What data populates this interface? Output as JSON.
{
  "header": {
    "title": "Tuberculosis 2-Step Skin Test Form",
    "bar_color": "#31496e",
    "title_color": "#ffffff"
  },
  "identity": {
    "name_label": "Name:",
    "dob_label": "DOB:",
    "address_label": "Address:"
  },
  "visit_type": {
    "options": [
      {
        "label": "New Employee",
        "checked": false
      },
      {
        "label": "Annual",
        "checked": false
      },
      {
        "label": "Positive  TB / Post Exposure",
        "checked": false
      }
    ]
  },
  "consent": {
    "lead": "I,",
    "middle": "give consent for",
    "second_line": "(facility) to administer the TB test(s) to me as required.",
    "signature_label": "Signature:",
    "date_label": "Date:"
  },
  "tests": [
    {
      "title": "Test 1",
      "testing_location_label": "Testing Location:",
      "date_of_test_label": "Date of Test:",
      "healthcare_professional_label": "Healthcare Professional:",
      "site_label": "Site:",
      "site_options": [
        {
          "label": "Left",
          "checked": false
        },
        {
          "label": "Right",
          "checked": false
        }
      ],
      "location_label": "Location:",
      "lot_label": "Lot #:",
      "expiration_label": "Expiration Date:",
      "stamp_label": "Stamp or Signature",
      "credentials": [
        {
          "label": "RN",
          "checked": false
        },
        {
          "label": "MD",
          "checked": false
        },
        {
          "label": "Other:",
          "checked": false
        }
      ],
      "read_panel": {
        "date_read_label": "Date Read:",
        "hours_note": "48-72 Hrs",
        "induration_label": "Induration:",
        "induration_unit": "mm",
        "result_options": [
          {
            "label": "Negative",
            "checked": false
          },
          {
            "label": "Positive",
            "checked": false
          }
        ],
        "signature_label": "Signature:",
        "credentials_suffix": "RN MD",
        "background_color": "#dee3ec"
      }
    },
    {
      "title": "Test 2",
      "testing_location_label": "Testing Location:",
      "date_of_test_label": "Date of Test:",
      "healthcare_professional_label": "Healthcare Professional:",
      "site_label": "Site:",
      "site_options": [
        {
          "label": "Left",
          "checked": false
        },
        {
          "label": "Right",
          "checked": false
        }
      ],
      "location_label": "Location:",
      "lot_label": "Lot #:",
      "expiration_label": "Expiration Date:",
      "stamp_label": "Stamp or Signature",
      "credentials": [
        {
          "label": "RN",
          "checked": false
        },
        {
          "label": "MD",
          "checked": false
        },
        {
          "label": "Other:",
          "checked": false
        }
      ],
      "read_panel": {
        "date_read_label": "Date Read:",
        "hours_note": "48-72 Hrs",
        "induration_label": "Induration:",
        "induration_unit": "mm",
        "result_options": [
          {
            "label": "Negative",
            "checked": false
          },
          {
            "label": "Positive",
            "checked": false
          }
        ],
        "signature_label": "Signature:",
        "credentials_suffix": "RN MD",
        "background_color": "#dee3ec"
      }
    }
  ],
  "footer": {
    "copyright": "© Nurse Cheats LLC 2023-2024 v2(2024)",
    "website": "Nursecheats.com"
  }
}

○ ○ ○

> [WHAT IS ASKED]: Write out the records shown above, exactly as they appear.

> [TASK RESPONSE]:
What data populates this interface? Output as JSON.
{
  "header": {
    "title": "Tuberculosis 2-Step Skin Test Form",
    "bar_color": "#31496e",
    "title_color": "#ffffff"
  },
  "identity": {
    "name_label": "Name:",
    "dob_label": "DOB:",
    "address_label": "Address:"
  },
  "visit_type": {
    "options": [
      {
        "label": "New Employee",
        "checked": false
      },
      {
        "label": "Annual",
        "checked": false
      },
      {
        "label": "Positive  TB / Post Exposure",
        "checked": false
      }
    ]
  },
  "consent": {
    "lead": "I,",
    "middle": "give consent for",
    "second_line": "(facility) to administer the TB test(s) to me as required.",
    "signature_label": "Signature:",
    "date_label": "Date:"
  },
  "tests": [
    {
      "title": "Test 1",
      "testing_location_label": "Testing Location:",
      "date_of_test_label": "Date of Test:",
      "healthcare_professional_label": "Healthcare Professional:",
      "site_label": "Site:",
      "site_options": [
        {
          "label": "Left",
          "checked": false
        },
        {
          "label": "Right",
          "checked": false
        }
      ],
      "location_label": "Location:",
      "lot_label": "Lot #:",
      "expiration_label": "Expiration Date:",
      "stamp_label": "Stamp or Signature",
      "credentials": [
        {
          "label": "RN",
          "checked": false
        },
        {
          "label": "MD",
          "checked": false
        },
        {
          "label": "Other:",
          "checked": false
        }
      ],
      "read_panel": {
        "date_read_label": "Date Read:",
        "hours_note": "48-72 Hrs",
        "induration_label": "Induration:",
        "induration_unit": "mm",
        "result_options": [
          {
            "label": "Negative",
            "checked": false
          },
          {
            "label": "Positive",
            "checked": false
          }
        ],
        "signature_label": "Signature:",
        "credentials_suffix": "RN MD",
        "background_color": "#dee3ec"
      }
    },
    {
      "title": "Test 2",
      "testing_location_label": "Testing Location:",
      "date_of_test_label": "Date of Test:",
      "healthcare_professional_label": "Healthcare Professional:",
      "site_label": "Site:",
      "site_options": [
        {
          "label": "Left",
          "checked": false
        },
        {
          "label": "Right",
          "checked": false
        }
      ],
      "location_label": "Location:",
      "lot_label": "Lot #:",
      "expiration_label": "Expiration Date:",
      "stamp_label": "Stamp or Signature",
      "credentials": [
        {
          "label": "RN",
          "checked": false
        },
        {
          "label": "MD",
          "checked": false
        },
        {
          "label": "Other:",
          "checked": false
        }
      ],
      "read_panel": {
        "date_read_label": "Date Read:",
        "hours_note": "48-72 Hrs",
        "induration_label": "Induration:",
        "induration_unit": "mm",
        "result_options": [
          {
            "label": "Negative",
            "checked": false
          },
          {
            "label": "Positive",
            "checked": false
          }
        ],
        "signature_label": "Signature:",
        "credentials_suffix": "RN MD",
        "background_color": "#dee3ec"
      }
    }
  ],
  "footer": {
    "copyright": "© Nurse Cheats LLC 2023-2024 v2(2024)",
    "website": "Nursecheats.com"
  }
}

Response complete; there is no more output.